**Given problem**:
Gather, from the listing beneath this task, every line holding the string "kitchen".
__________________________________________________
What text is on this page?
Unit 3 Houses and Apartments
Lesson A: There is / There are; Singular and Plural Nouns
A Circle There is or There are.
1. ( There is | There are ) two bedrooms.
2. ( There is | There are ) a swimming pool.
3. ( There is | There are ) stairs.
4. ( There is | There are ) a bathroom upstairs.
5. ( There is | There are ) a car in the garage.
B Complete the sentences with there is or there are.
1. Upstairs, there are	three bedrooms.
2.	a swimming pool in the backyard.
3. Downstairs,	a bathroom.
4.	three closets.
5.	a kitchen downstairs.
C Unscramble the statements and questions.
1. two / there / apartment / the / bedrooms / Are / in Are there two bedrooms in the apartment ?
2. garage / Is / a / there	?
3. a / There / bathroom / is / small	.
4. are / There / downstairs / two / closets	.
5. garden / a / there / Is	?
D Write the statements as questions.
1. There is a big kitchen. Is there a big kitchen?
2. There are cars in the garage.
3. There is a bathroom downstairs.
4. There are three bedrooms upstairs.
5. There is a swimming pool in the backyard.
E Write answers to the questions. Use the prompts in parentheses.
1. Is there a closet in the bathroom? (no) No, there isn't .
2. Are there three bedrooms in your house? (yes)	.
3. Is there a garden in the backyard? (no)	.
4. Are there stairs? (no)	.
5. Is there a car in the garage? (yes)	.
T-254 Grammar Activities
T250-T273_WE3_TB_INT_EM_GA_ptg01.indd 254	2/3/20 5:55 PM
__________________________________________________
**Response to the exercise**:
5.	a kitchen downstairs.
1. There is a big kitchen. Is there a big kitchen?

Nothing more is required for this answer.